## AIM
From the listing below, copy every line with the word "JSON".
— Begin AVAILABLE DATA —
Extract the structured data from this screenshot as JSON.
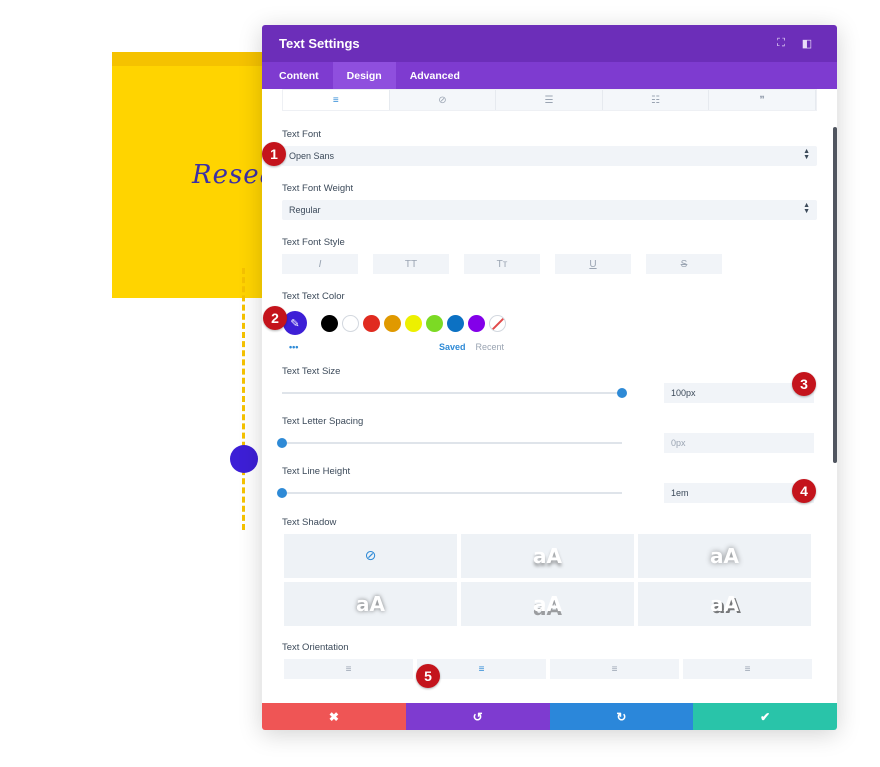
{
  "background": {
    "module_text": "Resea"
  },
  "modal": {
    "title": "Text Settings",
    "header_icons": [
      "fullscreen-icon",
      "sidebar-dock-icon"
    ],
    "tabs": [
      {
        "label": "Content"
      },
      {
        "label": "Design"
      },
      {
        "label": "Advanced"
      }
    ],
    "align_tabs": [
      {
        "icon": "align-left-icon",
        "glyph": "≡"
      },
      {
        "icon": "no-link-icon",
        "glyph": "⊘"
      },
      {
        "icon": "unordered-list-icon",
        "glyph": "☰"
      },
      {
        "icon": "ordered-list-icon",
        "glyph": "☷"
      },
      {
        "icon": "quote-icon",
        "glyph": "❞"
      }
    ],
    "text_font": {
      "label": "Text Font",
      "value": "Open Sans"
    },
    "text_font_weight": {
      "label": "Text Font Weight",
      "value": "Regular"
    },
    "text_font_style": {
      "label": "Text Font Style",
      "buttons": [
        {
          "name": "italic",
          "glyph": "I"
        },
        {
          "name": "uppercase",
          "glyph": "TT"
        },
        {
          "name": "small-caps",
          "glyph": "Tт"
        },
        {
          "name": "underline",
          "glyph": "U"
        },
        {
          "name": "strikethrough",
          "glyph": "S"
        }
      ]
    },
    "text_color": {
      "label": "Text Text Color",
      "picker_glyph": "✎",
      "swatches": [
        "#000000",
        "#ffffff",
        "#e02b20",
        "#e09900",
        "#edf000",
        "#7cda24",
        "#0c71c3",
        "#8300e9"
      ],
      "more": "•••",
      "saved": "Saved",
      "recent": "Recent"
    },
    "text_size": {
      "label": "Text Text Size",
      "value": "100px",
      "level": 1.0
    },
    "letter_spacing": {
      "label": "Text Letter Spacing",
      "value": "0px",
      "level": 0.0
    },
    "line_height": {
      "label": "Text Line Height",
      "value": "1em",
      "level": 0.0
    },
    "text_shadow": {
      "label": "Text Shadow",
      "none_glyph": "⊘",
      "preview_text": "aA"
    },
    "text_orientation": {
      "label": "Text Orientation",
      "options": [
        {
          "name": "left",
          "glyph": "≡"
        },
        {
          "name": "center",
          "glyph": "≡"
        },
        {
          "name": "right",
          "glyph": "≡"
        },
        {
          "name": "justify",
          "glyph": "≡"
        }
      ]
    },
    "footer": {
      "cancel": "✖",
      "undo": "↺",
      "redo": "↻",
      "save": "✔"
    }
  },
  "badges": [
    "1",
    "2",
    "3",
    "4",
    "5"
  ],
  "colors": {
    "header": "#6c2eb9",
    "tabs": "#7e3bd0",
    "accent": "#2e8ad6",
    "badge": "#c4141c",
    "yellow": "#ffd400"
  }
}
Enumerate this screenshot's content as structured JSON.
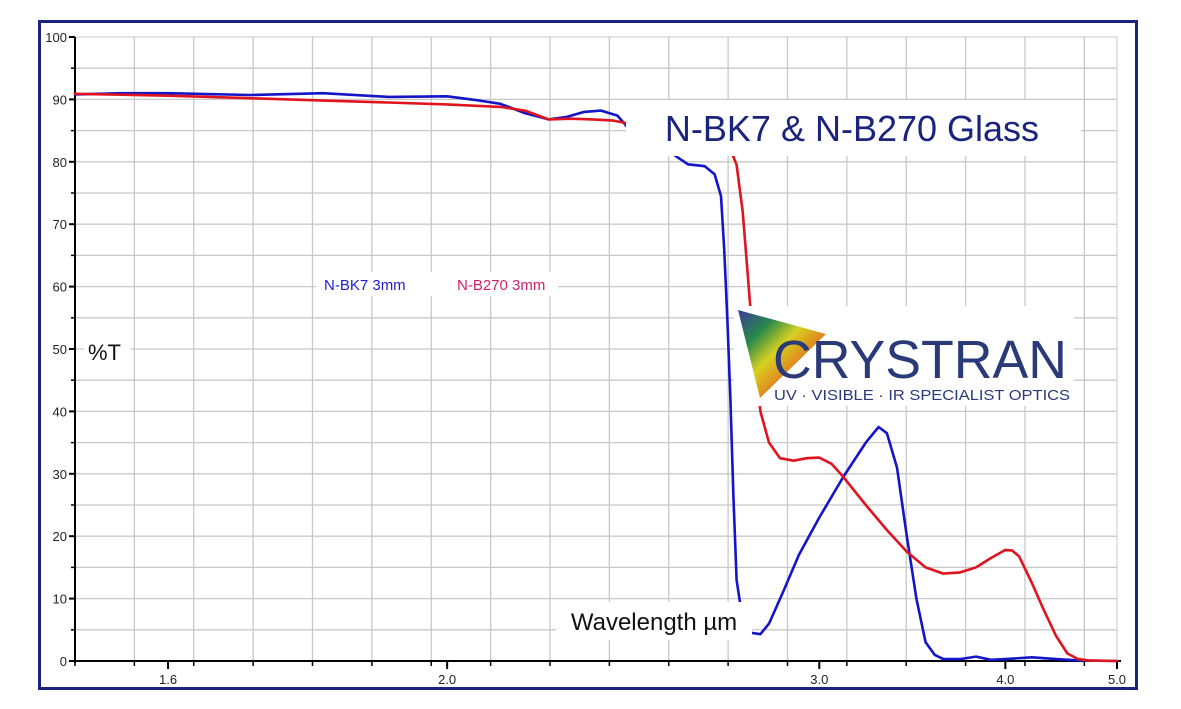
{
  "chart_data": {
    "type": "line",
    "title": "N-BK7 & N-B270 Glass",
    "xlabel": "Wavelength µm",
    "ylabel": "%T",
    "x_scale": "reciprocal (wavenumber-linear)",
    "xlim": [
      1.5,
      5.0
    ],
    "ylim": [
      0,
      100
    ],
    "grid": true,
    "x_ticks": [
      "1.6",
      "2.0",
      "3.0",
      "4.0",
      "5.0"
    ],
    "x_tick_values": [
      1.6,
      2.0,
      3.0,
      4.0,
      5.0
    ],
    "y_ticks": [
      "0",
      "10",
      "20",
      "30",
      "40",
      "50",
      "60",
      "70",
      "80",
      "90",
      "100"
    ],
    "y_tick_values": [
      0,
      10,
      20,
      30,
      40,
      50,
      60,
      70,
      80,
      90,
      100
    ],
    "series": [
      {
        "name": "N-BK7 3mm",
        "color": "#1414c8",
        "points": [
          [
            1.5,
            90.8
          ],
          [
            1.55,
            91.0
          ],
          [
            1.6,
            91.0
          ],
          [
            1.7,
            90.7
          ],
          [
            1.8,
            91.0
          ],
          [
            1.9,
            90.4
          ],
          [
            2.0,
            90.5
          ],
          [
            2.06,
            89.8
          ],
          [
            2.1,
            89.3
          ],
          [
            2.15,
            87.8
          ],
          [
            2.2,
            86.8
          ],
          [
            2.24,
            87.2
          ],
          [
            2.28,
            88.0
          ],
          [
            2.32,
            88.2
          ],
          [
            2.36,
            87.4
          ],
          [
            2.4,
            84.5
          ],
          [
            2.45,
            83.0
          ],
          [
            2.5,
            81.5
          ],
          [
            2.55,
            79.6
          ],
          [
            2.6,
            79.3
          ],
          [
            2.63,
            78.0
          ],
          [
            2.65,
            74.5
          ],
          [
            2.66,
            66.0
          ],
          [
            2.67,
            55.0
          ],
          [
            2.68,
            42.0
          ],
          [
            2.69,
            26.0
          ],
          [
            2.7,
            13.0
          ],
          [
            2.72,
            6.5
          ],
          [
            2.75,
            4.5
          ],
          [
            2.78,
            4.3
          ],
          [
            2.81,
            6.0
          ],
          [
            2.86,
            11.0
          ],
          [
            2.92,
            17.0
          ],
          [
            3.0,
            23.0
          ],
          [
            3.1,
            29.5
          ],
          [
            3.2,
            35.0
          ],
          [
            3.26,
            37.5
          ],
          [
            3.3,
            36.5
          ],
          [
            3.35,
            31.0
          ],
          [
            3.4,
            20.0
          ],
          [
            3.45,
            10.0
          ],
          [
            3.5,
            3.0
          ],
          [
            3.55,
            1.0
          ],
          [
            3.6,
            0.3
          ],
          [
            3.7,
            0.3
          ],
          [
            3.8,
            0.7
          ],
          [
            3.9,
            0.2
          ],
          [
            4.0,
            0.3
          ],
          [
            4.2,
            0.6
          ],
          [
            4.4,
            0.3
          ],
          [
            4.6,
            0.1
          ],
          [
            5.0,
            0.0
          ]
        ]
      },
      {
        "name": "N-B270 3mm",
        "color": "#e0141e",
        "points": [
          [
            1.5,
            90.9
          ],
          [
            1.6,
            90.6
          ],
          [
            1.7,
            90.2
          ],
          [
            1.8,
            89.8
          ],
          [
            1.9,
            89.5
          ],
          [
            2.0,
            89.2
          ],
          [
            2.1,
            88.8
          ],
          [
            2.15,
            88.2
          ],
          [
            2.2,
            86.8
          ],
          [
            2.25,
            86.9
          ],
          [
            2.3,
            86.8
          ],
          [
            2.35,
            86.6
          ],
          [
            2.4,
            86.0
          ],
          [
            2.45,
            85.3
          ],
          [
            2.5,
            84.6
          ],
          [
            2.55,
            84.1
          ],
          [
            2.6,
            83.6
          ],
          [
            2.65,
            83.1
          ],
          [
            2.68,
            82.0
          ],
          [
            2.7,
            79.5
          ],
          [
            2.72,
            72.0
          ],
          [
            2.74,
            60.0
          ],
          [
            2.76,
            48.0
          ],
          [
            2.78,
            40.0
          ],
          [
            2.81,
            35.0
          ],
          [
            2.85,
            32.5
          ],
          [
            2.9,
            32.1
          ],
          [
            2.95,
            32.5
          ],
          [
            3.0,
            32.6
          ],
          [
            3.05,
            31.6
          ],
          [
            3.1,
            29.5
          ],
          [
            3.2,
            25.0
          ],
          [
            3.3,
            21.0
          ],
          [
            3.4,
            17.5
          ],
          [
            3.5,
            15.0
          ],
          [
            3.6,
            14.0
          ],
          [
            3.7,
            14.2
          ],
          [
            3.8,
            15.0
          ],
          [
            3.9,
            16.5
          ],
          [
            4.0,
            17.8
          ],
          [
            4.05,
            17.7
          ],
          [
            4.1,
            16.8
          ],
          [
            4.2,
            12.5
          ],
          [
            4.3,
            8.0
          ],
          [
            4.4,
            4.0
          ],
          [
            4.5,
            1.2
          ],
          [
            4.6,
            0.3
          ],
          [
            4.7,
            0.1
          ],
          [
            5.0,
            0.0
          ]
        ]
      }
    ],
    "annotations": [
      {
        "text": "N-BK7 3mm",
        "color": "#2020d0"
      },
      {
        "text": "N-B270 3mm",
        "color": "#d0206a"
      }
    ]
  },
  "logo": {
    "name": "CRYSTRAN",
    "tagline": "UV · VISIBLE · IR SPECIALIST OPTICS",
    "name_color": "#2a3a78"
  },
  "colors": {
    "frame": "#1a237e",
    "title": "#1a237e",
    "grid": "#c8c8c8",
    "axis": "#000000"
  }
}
— End AVAILABLE DATA —
## RESULT BELOW
Extract the structured data from this screenshot as JSON.
Enumerate this screenshot's content as structured JSON.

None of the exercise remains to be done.